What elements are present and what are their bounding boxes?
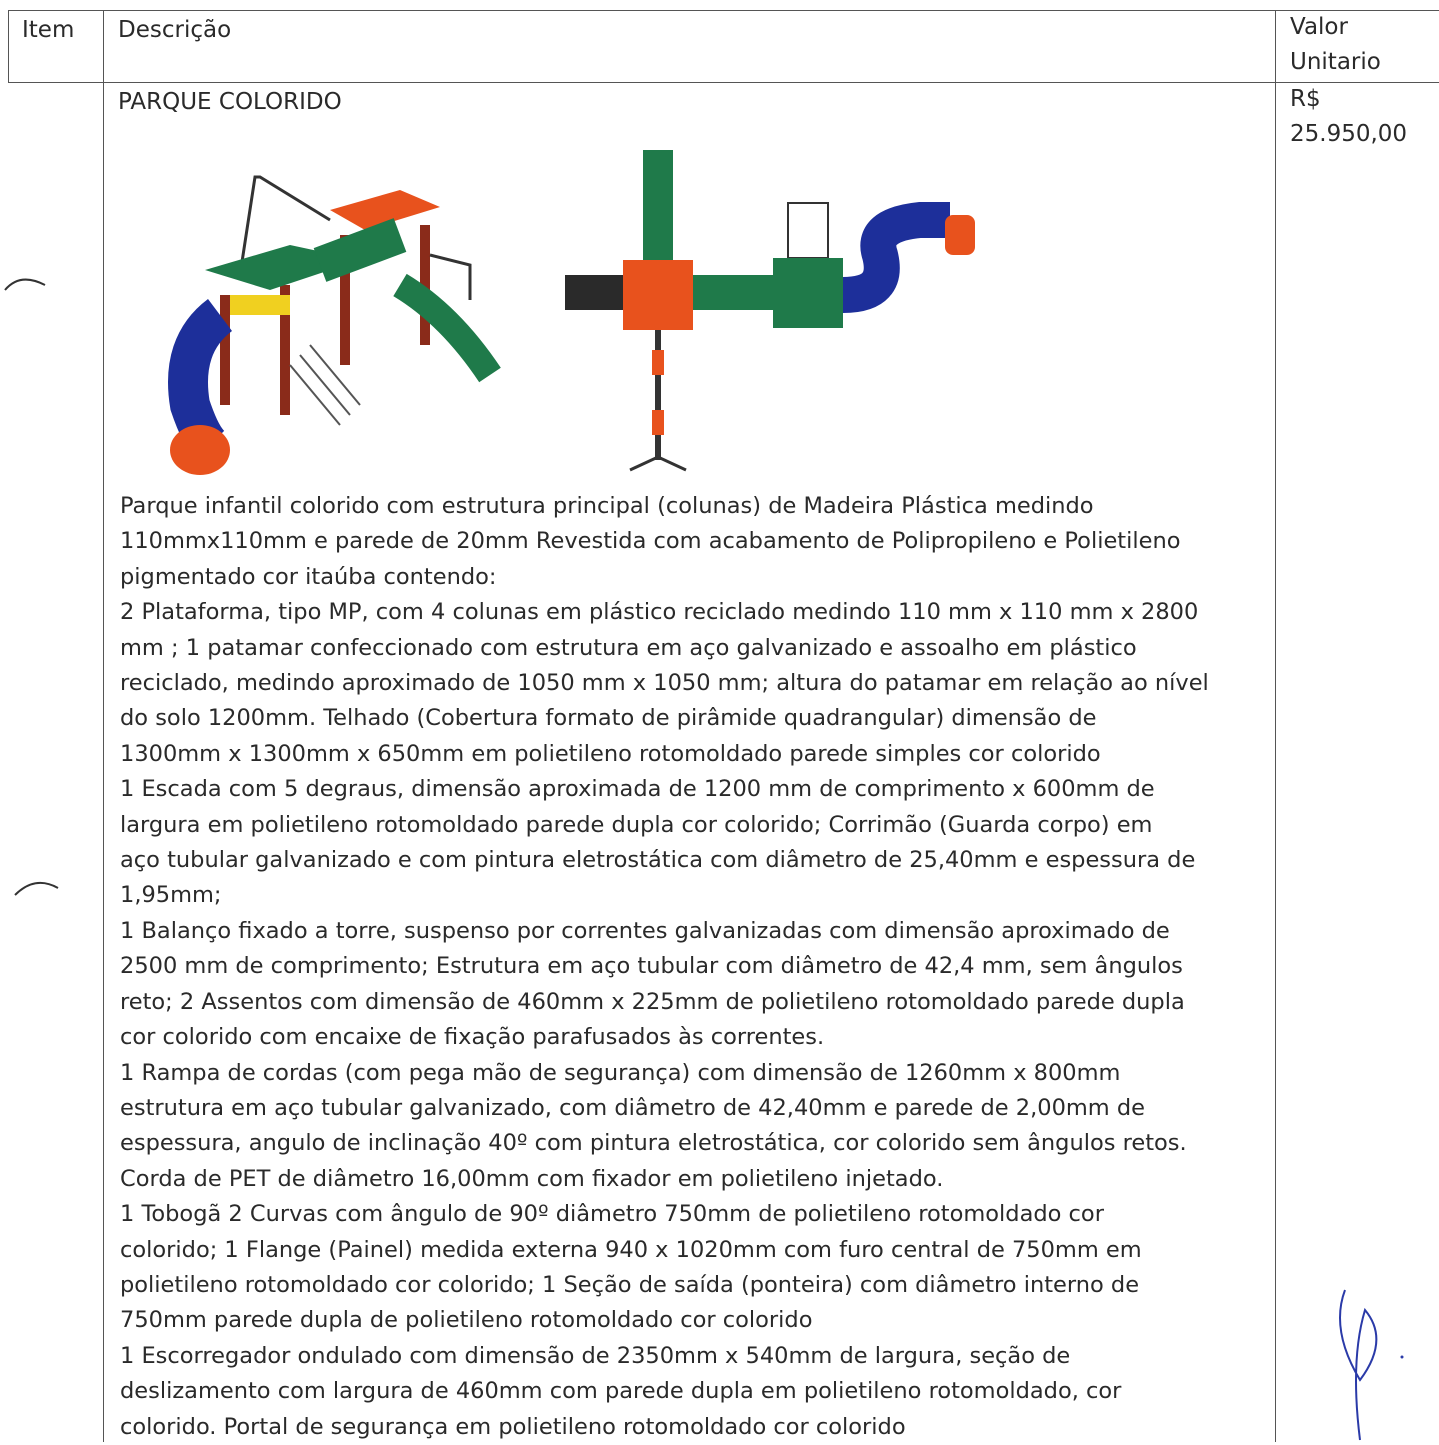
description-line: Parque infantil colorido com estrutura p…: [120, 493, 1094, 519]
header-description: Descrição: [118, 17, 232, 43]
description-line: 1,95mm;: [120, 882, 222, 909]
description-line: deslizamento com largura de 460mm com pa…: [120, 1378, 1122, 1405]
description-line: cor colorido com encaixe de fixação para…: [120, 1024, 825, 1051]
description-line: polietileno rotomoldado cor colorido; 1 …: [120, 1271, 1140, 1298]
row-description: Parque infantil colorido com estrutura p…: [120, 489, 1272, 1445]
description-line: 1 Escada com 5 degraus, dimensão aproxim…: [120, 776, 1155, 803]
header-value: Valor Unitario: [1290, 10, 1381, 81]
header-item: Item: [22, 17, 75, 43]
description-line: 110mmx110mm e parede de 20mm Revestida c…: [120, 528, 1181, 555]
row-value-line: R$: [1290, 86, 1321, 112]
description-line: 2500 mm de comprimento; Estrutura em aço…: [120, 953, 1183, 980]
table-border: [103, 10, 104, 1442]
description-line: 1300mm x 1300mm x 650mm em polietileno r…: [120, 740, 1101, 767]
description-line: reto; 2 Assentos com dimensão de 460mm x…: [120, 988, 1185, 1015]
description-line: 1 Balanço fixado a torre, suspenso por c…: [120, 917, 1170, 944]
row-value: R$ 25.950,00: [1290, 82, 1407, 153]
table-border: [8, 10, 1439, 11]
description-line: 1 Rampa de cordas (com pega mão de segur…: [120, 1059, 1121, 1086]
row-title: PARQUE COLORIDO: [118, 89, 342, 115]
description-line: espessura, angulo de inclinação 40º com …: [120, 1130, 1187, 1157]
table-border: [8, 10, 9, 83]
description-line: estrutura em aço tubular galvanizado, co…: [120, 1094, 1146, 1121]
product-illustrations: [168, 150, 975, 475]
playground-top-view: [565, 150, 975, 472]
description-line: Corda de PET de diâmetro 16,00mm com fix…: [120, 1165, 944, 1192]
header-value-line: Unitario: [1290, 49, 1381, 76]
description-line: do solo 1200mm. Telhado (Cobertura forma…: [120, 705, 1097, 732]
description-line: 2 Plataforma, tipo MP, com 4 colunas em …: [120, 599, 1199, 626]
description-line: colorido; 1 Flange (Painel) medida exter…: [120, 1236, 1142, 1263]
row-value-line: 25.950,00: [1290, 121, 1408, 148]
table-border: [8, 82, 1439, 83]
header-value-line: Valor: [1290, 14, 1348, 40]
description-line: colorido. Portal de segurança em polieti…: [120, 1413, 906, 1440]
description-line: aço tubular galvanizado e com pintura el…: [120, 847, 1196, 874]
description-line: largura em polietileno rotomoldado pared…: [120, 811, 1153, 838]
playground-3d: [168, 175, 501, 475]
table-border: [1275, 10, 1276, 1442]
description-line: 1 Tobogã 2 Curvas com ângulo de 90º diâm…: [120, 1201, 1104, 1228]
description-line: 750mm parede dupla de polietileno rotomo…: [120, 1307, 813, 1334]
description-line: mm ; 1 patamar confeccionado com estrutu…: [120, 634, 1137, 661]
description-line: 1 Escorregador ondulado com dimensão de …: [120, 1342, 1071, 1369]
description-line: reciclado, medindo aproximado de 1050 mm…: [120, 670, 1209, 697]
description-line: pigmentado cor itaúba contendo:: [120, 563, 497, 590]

STATED GOAL:
Update the lines above by changing every "description-line" to "text-line", keeping everything else the same. Leave the picture out of your answer.

RESPONSE TO THIS EXERCISE:
What elements are present and what are their bounding boxes?
text-line: Parque infantil colorido com estrutura p…: [120, 493, 1094, 519]
header-description: Descrição: [118, 17, 232, 43]
text-line: 1,95mm;: [120, 882, 222, 909]
text-line: deslizamento com largura de 460mm com pa…: [120, 1378, 1122, 1405]
text-line: cor colorido com encaixe de fixação para…: [120, 1024, 825, 1051]
text-line: polietileno rotomoldado cor colorido; 1 …: [120, 1271, 1140, 1298]
row-description: Parque infantil colorido com estrutura p…: [120, 489, 1272, 1445]
text-line: 1 Escada com 5 degraus, dimensão aproxim…: [120, 776, 1155, 803]
header-value: Valor Unitario: [1290, 10, 1381, 81]
header-item: Item: [22, 17, 75, 43]
text-line: 110mmx110mm e parede de 20mm Revestida c…: [120, 528, 1181, 555]
row-value-line: R$: [1290, 86, 1321, 112]
text-line: 2500 mm de comprimento; Estrutura em aço…: [120, 953, 1183, 980]
table-border: [103, 10, 104, 1442]
text-line: 1300mm x 1300mm x 650mm em polietileno r…: [120, 740, 1101, 767]
text-line: reto; 2 Assentos com dimensão de 460mm x…: [120, 988, 1185, 1015]
text-line: 1 Balanço fixado a torre, suspenso por c…: [120, 917, 1170, 944]
row-value: R$ 25.950,00: [1290, 82, 1407, 153]
table-border: [8, 10, 1439, 11]
text-line: 1 Rampa de cordas (com pega mão de segur…: [120, 1059, 1121, 1086]
row-title: PARQUE COLORIDO: [118, 89, 342, 115]
text-line: espessura, angulo de inclinação 40º com …: [120, 1130, 1187, 1157]
table-border: [8, 10, 9, 83]
text-line: estrutura em aço tubular galvanizado, co…: [120, 1094, 1146, 1121]
product-illustrations: [168, 150, 975, 475]
playground-top-view: [565, 150, 975, 472]
text-line: Corda de PET de diâmetro 16,00mm com fix…: [120, 1165, 944, 1192]
header-value-line: Unitario: [1290, 49, 1381, 76]
text-line: do solo 1200mm. Telhado (Cobertura forma…: [120, 705, 1097, 732]
text-line: 2 Plataforma, tipo MP, com 4 colunas em …: [120, 599, 1199, 626]
text-line: colorido; 1 Flange (Painel) medida exter…: [120, 1236, 1142, 1263]
row-value-line: 25.950,00: [1290, 121, 1408, 148]
table-border: [8, 82, 1439, 83]
header-value-line: Valor: [1290, 14, 1348, 40]
text-line: colorido. Portal de segurança em polieti…: [120, 1413, 906, 1440]
text-line: aço tubular galvanizado e com pintura el…: [120, 847, 1196, 874]
text-line: largura em polietileno rotomoldado pared…: [120, 811, 1153, 838]
playground-3d: [168, 175, 501, 475]
table-border: [1275, 10, 1276, 1442]
text-line: 1 Tobogã 2 Curvas com ângulo de 90º diâm…: [120, 1201, 1104, 1228]
text-line: 750mm parede dupla de polietileno rotomo…: [120, 1307, 813, 1334]
text-line: mm ; 1 patamar confeccionado com estrutu…: [120, 634, 1137, 661]
text-line: 1 Escorregador ondulado com dimensão de …: [120, 1342, 1071, 1369]
text-line: reciclado, medindo aproximado de 1050 mm…: [120, 670, 1209, 697]
text-line: pigmentado cor itaúba contendo:: [120, 563, 497, 590]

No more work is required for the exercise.